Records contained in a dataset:

───

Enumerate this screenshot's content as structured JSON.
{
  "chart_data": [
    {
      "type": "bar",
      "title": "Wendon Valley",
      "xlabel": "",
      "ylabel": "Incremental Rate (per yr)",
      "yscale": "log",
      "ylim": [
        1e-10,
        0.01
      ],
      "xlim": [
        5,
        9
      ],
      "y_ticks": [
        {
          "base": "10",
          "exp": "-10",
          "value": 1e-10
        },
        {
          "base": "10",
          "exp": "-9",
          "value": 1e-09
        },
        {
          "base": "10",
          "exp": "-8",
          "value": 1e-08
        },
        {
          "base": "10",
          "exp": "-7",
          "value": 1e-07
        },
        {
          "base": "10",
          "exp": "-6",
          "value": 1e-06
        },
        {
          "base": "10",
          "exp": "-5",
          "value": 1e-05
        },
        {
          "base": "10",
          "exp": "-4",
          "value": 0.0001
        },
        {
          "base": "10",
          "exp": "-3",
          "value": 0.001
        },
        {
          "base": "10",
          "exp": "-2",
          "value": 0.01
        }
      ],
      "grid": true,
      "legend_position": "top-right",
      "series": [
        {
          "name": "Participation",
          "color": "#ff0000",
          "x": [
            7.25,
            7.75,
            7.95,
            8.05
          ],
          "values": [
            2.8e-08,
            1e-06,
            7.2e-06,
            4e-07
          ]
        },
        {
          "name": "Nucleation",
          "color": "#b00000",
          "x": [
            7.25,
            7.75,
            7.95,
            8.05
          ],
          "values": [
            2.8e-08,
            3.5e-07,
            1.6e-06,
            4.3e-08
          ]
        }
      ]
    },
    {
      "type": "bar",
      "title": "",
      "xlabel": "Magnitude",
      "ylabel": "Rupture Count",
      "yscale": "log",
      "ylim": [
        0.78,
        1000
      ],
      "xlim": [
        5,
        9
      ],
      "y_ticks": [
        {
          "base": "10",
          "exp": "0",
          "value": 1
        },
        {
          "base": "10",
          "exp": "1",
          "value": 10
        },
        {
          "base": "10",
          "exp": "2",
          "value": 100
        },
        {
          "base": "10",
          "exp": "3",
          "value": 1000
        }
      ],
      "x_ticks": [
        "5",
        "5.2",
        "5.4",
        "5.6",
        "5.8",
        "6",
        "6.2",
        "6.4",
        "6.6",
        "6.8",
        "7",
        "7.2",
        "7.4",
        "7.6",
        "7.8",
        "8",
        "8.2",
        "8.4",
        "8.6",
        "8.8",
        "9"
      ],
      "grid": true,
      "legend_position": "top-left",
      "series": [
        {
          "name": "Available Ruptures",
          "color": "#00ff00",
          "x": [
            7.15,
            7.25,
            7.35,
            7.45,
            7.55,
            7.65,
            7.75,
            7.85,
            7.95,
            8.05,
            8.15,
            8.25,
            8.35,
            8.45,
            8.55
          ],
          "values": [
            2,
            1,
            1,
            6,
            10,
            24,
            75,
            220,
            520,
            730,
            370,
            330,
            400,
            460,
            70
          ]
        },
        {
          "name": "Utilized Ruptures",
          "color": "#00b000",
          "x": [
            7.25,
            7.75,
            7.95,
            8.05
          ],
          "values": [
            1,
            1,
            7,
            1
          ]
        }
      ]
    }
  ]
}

───

Written task: Give an exact copy of all the data shown above.

Correct answer:
Enumerate this screenshot's content as structured JSON.
{
  "chart_data": [
    {
      "type": "bar",
      "title": "Wendon Valley",
      "xlabel": "",
      "ylabel": "Incremental Rate (per yr)",
      "yscale": "log",
      "ylim": [
        1e-10,
        0.01
      ],
      "xlim": [
        5,
        9
      ],
      "y_ticks": [
        {
          "base": "10",
          "exp": "-10",
          "value": 1e-10
        },
        {
          "base": "10",
          "exp": "-9",
          "value": 1e-09
        },
        {
          "base": "10",
          "exp": "-8",
          "value": 1e-08
        },
        {
          "base": "10",
          "exp": "-7",
          "value": 1e-07
        },
        {
          "base": "10",
          "exp": "-6",
          "value": 1e-06
        },
        {
          "base": "10",
          "exp": "-5",
          "value": 1e-05
        },
        {
          "base": "10",
          "exp": "-4",
          "value": 0.0001
        },
        {
          "base": "10",
          "exp": "-3",
          "value": 0.001
        },
        {
          "base": "10",
          "exp": "-2",
          "value": 0.01
        }
      ],
      "grid": true,
      "legend_position": "top-right",
      "series": [
        {
          "name": "Participation",
          "color": "#ff0000",
          "x": [
            7.25,
            7.75,
            7.95,
            8.05
          ],
          "values": [
            2.8e-08,
            1e-06,
            7.2e-06,
            4e-07
          ]
        },
        {
          "name": "Nucleation",
          "color": "#b00000",
          "x": [
            7.25,
            7.75,
            7.95,
            8.05
          ],
          "values": [
            2.8e-08,
            3.5e-07,
            1.6e-06,
            4.3e-08
          ]
        }
      ]
    },
    {
      "type": "bar",
      "title": "",
      "xlabel": "Magnitude",
      "ylabel": "Rupture Count",
      "yscale": "log",
      "ylim": [
        0.78,
        1000
      ],
      "xlim": [
        5,
        9
      ],
      "y_ticks": [
        {
          "base": "10",
          "exp": "0",
          "value": 1
        },
        {
          "base": "10",
          "exp": "1",
          "value": 10
        },
        {
          "base": "10",
          "exp": "2",
          "value": 100
        },
        {
          "base": "10",
          "exp": "3",
          "value": 1000
        }
      ],
      "x_ticks": [
        "5",
        "5.2",
        "5.4",
        "5.6",
        "5.8",
        "6",
        "6.2",
        "6.4",
        "6.6",
        "6.8",
        "7",
        "7.2",
        "7.4",
        "7.6",
        "7.8",
        "8",
        "8.2",
        "8.4",
        "8.6",
        "8.8",
        "9"
      ],
      "grid": true,
      "legend_position": "top-left",
      "series": [
        {
          "name": "Available Ruptures",
          "color": "#00ff00",
          "x": [
            7.15,
            7.25,
            7.35,
            7.45,
            7.55,
            7.65,
            7.75,
            7.85,
            7.95,
            8.05,
            8.15,
            8.25,
            8.35,
            8.45,
            8.55
          ],
          "values": [
            2,
            1,
            1,
            6,
            10,
            24,
            75,
            220,
            520,
            730,
            370,
            330,
            400,
            460,
            70
          ]
        },
        {
          "name": "Utilized Ruptures",
          "color": "#00b000",
          "x": [
            7.25,
            7.75,
            7.95,
            8.05
          ],
          "values": [
            1,
            1,
            7,
            1
          ]
        }
      ]
    }
  ]
}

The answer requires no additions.